>> Begin MATERIAL PROVIDED
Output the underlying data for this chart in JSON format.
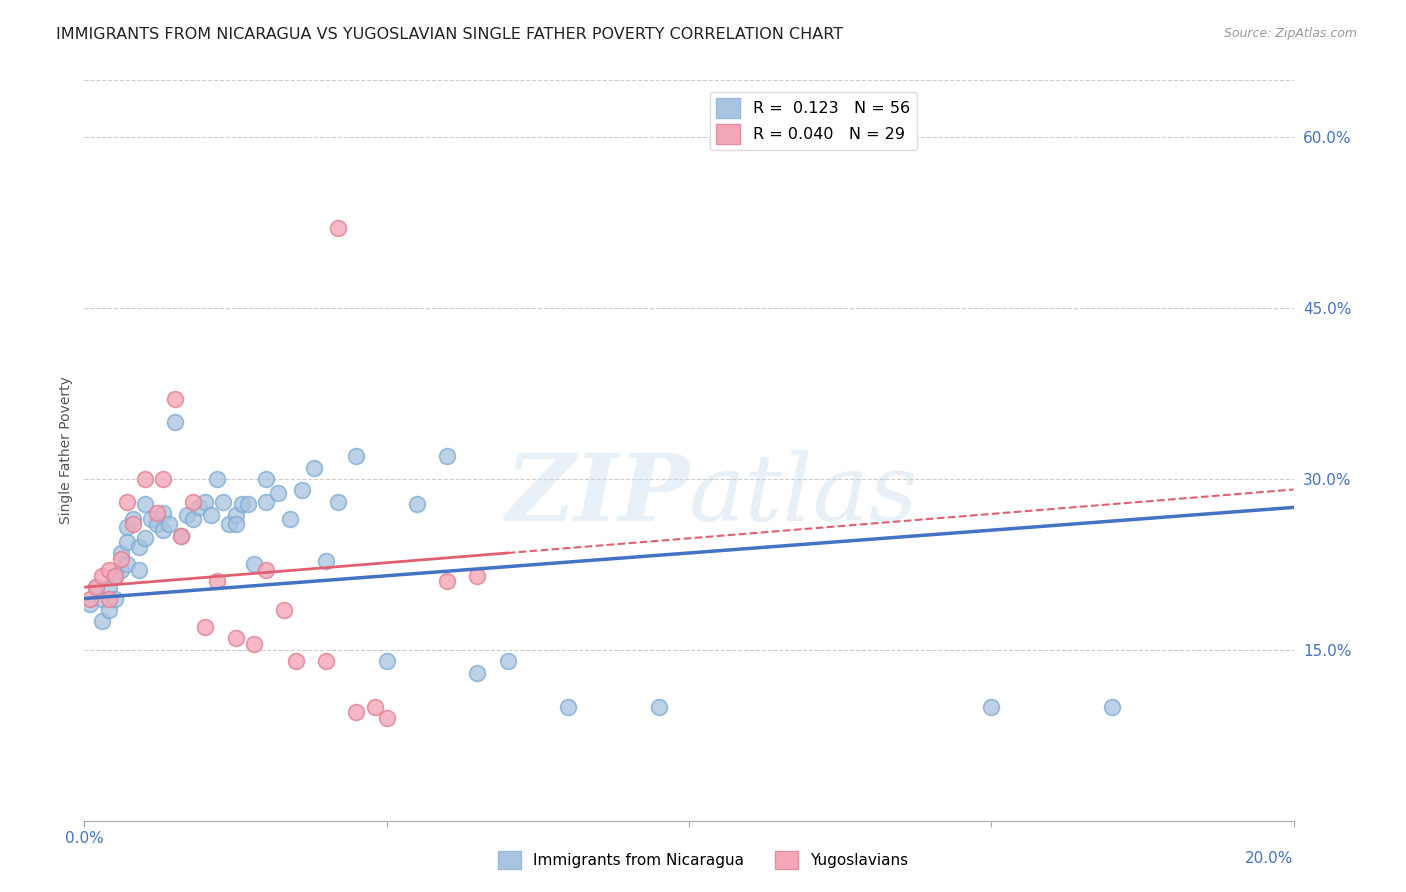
{
  "title": "IMMIGRANTS FROM NICARAGUA VS YUGOSLAVIAN SINGLE FATHER POVERTY CORRELATION CHART",
  "source": "Source: ZipAtlas.com",
  "ylabel": "Single Father Poverty",
  "xlim": [
    0.0,
    0.2
  ],
  "ylim": [
    0.0,
    0.65
  ],
  "y_ticks": [
    0.15,
    0.3,
    0.45,
    0.6
  ],
  "y_tick_labels": [
    "15.0%",
    "30.0%",
    "45.0%",
    "60.0%"
  ],
  "legend_label1": "Immigrants from Nicaragua",
  "legend_label2": "Yugoslavians",
  "R1": 0.123,
  "N1": 56,
  "R2": 0.04,
  "N2": 29,
  "color1": "#a8c4e0",
  "color2": "#f4a7b9",
  "line_color1": "#4472c4",
  "line_color2": "#e06070",
  "watermark": "ZIPatlas",
  "background_color": "#ffffff",
  "grid_color": "#cccccc",
  "title_color": "#222222",
  "right_axis_color": "#4472c4",
  "line1_x0": 0.0,
  "line1_y0": 0.195,
  "line1_x1": 0.2,
  "line1_y1": 0.275,
  "line2_x0": 0.0,
  "line2_y0": 0.205,
  "line2_x1": 0.07,
  "line2_y1": 0.235,
  "nic_x": [
    0.001,
    0.002,
    0.003,
    0.003,
    0.004,
    0.004,
    0.005,
    0.005,
    0.006,
    0.006,
    0.007,
    0.007,
    0.007,
    0.008,
    0.009,
    0.009,
    0.01,
    0.01,
    0.011,
    0.012,
    0.013,
    0.013,
    0.014,
    0.015,
    0.016,
    0.017,
    0.018,
    0.019,
    0.02,
    0.021,
    0.022,
    0.023,
    0.024,
    0.025,
    0.025,
    0.026,
    0.027,
    0.028,
    0.03,
    0.03,
    0.032,
    0.034,
    0.036,
    0.038,
    0.04,
    0.042,
    0.045,
    0.05,
    0.055,
    0.06,
    0.065,
    0.07,
    0.08,
    0.095,
    0.15,
    0.17
  ],
  "nic_y": [
    0.19,
    0.205,
    0.175,
    0.195,
    0.185,
    0.205,
    0.215,
    0.195,
    0.235,
    0.22,
    0.258,
    0.245,
    0.225,
    0.265,
    0.24,
    0.22,
    0.278,
    0.248,
    0.265,
    0.26,
    0.27,
    0.255,
    0.26,
    0.35,
    0.25,
    0.268,
    0.265,
    0.275,
    0.28,
    0.268,
    0.3,
    0.28,
    0.26,
    0.268,
    0.26,
    0.278,
    0.278,
    0.225,
    0.3,
    0.28,
    0.288,
    0.265,
    0.29,
    0.31,
    0.228,
    0.28,
    0.32,
    0.14,
    0.278,
    0.32,
    0.13,
    0.14,
    0.1,
    0.1,
    0.1,
    0.1
  ],
  "yug_x": [
    0.001,
    0.002,
    0.003,
    0.004,
    0.004,
    0.005,
    0.006,
    0.007,
    0.008,
    0.01,
    0.012,
    0.013,
    0.015,
    0.016,
    0.018,
    0.02,
    0.022,
    0.025,
    0.028,
    0.03,
    0.033,
    0.035,
    0.04,
    0.042,
    0.045,
    0.048,
    0.05,
    0.06,
    0.065
  ],
  "yug_y": [
    0.195,
    0.205,
    0.215,
    0.22,
    0.195,
    0.215,
    0.23,
    0.28,
    0.26,
    0.3,
    0.27,
    0.3,
    0.37,
    0.25,
    0.28,
    0.17,
    0.21,
    0.16,
    0.155,
    0.22,
    0.185,
    0.14,
    0.14,
    0.52,
    0.095,
    0.1,
    0.09,
    0.21,
    0.215
  ]
}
>> End MATERIAL PROVIDED
EXERCISE BRIEF: Repeat the material exactly as it reads, without any of its pictures.

TASK OUTPUT:
Output the underlying data for this chart in JSON format.
{
  "title": "IMMIGRANTS FROM NICARAGUA VS YUGOSLAVIAN SINGLE FATHER POVERTY CORRELATION CHART",
  "source": "Source: ZipAtlas.com",
  "ylabel": "Single Father Poverty",
  "xlim": [
    0.0,
    0.2
  ],
  "ylim": [
    0.0,
    0.65
  ],
  "y_ticks": [
    0.15,
    0.3,
    0.45,
    0.6
  ],
  "y_tick_labels": [
    "15.0%",
    "30.0%",
    "45.0%",
    "60.0%"
  ],
  "legend_label1": "Immigrants from Nicaragua",
  "legend_label2": "Yugoslavians",
  "R1": 0.123,
  "N1": 56,
  "R2": 0.04,
  "N2": 29,
  "color1": "#a8c4e0",
  "color2": "#f4a7b9",
  "line_color1": "#4472c4",
  "line_color2": "#e06070",
  "watermark": "ZIPatlas",
  "background_color": "#ffffff",
  "grid_color": "#cccccc",
  "title_color": "#222222",
  "right_axis_color": "#4472c4",
  "line1_x0": 0.0,
  "line1_y0": 0.195,
  "line1_x1": 0.2,
  "line1_y1": 0.275,
  "line2_x0": 0.0,
  "line2_y0": 0.205,
  "line2_x1": 0.07,
  "line2_y1": 0.235,
  "nic_x": [
    0.001,
    0.002,
    0.003,
    0.003,
    0.004,
    0.004,
    0.005,
    0.005,
    0.006,
    0.006,
    0.007,
    0.007,
    0.007,
    0.008,
    0.009,
    0.009,
    0.01,
    0.01,
    0.011,
    0.012,
    0.013,
    0.013,
    0.014,
    0.015,
    0.016,
    0.017,
    0.018,
    0.019,
    0.02,
    0.021,
    0.022,
    0.023,
    0.024,
    0.025,
    0.025,
    0.026,
    0.027,
    0.028,
    0.03,
    0.03,
    0.032,
    0.034,
    0.036,
    0.038,
    0.04,
    0.042,
    0.045,
    0.05,
    0.055,
    0.06,
    0.065,
    0.07,
    0.08,
    0.095,
    0.15,
    0.17
  ],
  "nic_y": [
    0.19,
    0.205,
    0.175,
    0.195,
    0.185,
    0.205,
    0.215,
    0.195,
    0.235,
    0.22,
    0.258,
    0.245,
    0.225,
    0.265,
    0.24,
    0.22,
    0.278,
    0.248,
    0.265,
    0.26,
    0.27,
    0.255,
    0.26,
    0.35,
    0.25,
    0.268,
    0.265,
    0.275,
    0.28,
    0.268,
    0.3,
    0.28,
    0.26,
    0.268,
    0.26,
    0.278,
    0.278,
    0.225,
    0.3,
    0.28,
    0.288,
    0.265,
    0.29,
    0.31,
    0.228,
    0.28,
    0.32,
    0.14,
    0.278,
    0.32,
    0.13,
    0.14,
    0.1,
    0.1,
    0.1,
    0.1
  ],
  "yug_x": [
    0.001,
    0.002,
    0.003,
    0.004,
    0.004,
    0.005,
    0.006,
    0.007,
    0.008,
    0.01,
    0.012,
    0.013,
    0.015,
    0.016,
    0.018,
    0.02,
    0.022,
    0.025,
    0.028,
    0.03,
    0.033,
    0.035,
    0.04,
    0.042,
    0.045,
    0.048,
    0.05,
    0.06,
    0.065
  ],
  "yug_y": [
    0.195,
    0.205,
    0.215,
    0.22,
    0.195,
    0.215,
    0.23,
    0.28,
    0.26,
    0.3,
    0.27,
    0.3,
    0.37,
    0.25,
    0.28,
    0.17,
    0.21,
    0.16,
    0.155,
    0.22,
    0.185,
    0.14,
    0.14,
    0.52,
    0.095,
    0.1,
    0.09,
    0.21,
    0.215
  ]
}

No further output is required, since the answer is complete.